Task goal:
Can you output the lines from the start of the records through the line containing "age-male: 16 [1228,531,1302,564]", inclusive, as a JSON list of strings, one string per line and no blank lines?
# Data section start
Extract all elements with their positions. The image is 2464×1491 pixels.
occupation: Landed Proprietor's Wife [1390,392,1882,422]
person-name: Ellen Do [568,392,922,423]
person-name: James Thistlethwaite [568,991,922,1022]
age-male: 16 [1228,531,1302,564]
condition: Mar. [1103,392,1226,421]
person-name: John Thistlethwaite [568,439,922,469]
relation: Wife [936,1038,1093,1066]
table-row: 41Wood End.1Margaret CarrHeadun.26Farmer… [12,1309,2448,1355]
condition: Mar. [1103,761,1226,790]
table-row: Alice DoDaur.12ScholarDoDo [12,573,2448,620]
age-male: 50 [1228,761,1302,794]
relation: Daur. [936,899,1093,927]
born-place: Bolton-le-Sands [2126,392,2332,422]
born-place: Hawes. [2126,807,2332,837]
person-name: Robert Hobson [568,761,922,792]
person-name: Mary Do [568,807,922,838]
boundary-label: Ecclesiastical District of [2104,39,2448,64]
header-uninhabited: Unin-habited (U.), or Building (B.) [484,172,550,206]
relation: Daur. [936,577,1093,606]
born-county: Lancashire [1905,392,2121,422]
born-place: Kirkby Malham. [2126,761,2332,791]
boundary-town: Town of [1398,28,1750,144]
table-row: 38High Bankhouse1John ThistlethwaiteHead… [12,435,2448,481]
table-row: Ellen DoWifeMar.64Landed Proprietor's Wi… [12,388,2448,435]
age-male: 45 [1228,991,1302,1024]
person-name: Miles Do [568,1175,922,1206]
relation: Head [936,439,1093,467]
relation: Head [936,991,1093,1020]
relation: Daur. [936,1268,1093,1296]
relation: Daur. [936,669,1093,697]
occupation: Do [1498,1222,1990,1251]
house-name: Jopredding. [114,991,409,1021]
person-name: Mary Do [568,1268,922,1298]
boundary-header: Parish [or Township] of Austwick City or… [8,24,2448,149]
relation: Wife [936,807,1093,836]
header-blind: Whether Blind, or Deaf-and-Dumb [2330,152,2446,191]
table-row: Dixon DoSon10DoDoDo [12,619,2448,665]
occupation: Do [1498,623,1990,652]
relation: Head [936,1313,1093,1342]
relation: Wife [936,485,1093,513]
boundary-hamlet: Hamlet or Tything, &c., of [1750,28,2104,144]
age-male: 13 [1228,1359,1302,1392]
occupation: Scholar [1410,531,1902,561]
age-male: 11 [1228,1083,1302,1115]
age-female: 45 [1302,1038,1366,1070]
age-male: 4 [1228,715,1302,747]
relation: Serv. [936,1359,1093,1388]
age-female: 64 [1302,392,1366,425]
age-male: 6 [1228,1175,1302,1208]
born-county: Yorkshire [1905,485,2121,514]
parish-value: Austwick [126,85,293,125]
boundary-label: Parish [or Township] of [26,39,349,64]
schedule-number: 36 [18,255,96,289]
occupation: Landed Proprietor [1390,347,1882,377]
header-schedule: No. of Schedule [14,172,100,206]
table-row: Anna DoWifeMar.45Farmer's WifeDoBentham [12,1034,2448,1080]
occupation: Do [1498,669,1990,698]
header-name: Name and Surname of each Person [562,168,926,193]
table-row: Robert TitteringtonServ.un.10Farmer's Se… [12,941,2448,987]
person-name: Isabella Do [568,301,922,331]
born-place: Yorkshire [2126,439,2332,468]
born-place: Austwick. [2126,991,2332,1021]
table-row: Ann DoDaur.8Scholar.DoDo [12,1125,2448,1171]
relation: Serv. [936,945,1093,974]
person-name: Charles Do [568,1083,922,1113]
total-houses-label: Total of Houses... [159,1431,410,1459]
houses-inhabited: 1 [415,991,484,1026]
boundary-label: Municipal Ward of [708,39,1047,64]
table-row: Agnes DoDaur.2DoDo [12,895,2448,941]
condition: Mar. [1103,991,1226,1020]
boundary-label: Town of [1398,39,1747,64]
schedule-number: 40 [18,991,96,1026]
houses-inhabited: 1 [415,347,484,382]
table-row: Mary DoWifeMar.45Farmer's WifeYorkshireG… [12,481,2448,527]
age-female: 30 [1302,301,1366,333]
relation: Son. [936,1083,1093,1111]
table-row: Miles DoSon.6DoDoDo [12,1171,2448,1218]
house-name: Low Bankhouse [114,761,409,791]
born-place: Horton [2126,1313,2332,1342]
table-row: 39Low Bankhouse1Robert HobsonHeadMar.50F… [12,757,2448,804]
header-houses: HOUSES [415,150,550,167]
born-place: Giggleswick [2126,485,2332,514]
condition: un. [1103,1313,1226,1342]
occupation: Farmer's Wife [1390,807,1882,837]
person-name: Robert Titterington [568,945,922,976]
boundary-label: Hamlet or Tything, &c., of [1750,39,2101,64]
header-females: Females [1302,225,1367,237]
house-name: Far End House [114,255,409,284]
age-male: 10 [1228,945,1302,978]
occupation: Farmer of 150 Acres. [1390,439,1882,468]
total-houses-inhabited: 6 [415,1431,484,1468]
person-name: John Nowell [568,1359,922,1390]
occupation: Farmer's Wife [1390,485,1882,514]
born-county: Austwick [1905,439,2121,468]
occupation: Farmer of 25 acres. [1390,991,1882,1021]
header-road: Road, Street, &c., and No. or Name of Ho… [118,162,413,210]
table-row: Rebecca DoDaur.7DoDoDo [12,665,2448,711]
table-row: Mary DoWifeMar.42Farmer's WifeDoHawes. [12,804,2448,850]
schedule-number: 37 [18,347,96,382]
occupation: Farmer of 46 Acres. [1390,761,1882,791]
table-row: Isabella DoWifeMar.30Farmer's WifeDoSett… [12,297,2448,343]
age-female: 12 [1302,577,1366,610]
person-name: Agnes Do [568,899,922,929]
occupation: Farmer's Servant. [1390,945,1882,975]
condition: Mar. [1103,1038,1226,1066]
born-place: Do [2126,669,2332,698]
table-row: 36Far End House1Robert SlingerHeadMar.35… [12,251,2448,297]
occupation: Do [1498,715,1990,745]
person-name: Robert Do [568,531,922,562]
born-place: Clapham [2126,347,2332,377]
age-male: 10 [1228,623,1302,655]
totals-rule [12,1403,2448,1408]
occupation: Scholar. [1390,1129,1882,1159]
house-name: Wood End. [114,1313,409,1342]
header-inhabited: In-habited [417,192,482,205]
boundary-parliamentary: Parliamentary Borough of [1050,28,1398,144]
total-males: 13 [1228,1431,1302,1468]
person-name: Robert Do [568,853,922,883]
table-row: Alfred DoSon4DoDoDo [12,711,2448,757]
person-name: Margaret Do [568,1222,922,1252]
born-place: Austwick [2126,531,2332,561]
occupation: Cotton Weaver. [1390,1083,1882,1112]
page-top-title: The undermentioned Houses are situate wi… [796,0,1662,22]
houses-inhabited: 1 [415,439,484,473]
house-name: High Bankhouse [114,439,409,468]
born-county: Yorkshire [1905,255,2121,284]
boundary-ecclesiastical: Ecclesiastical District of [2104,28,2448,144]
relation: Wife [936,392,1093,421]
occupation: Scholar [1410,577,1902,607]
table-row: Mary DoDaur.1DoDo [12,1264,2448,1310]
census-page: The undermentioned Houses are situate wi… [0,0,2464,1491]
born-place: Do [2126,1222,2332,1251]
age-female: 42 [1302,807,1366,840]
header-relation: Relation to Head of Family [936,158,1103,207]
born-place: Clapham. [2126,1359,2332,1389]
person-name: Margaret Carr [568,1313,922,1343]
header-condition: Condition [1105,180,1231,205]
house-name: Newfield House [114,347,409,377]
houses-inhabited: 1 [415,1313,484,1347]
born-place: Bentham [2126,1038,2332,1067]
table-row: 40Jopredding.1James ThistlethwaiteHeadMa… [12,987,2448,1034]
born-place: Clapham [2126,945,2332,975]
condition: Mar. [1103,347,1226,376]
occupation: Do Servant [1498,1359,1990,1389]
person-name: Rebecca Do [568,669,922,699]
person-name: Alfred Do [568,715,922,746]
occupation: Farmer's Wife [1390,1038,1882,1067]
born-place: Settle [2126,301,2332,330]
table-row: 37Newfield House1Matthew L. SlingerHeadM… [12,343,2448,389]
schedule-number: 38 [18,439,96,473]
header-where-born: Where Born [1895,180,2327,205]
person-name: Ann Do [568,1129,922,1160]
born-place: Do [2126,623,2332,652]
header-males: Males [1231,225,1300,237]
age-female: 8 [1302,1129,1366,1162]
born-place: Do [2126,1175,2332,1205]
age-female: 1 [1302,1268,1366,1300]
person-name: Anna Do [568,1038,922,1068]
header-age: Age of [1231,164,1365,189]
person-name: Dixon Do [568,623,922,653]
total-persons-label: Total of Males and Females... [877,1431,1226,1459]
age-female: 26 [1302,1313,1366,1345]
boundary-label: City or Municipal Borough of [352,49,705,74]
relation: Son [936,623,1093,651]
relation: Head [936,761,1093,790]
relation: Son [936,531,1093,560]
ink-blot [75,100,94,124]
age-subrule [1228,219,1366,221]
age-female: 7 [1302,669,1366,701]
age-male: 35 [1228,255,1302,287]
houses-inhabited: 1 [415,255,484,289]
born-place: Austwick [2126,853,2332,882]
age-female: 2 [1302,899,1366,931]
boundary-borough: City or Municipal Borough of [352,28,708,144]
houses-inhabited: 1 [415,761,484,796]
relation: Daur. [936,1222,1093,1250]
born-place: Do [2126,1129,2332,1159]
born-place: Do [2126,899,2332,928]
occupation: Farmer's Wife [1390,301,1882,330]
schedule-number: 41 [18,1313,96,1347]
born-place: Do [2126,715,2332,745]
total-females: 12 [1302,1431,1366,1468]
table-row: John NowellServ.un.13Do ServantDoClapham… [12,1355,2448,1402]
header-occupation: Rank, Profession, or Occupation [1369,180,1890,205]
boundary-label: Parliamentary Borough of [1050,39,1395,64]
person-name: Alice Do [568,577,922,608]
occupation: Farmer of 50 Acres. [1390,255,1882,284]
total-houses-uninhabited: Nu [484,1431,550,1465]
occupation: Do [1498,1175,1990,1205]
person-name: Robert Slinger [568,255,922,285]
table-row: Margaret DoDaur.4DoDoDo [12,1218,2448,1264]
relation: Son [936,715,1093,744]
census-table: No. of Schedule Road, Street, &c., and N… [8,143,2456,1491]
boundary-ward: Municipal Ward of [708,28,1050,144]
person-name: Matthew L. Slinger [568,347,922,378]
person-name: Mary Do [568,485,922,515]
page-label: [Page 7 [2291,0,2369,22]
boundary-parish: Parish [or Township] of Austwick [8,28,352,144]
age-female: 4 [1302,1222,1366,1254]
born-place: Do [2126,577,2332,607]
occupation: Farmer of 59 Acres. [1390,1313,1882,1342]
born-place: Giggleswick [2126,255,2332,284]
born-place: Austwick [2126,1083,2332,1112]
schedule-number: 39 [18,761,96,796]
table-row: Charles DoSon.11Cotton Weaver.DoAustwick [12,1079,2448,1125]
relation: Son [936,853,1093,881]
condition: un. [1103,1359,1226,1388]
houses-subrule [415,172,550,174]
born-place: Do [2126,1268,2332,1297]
# Data section end
Answer:
[
  "Extract all elements with their positions. The image is 2464×1491 pixels.",
  "occupation: Landed Proprietor's Wife [1390,392,1882,422]",
  "person-name: Ellen Do [568,392,922,423]",
  "person-name: James Thistlethwaite [568,991,922,1022]",
  "age-male: 16 [1228,531,1302,564]"
]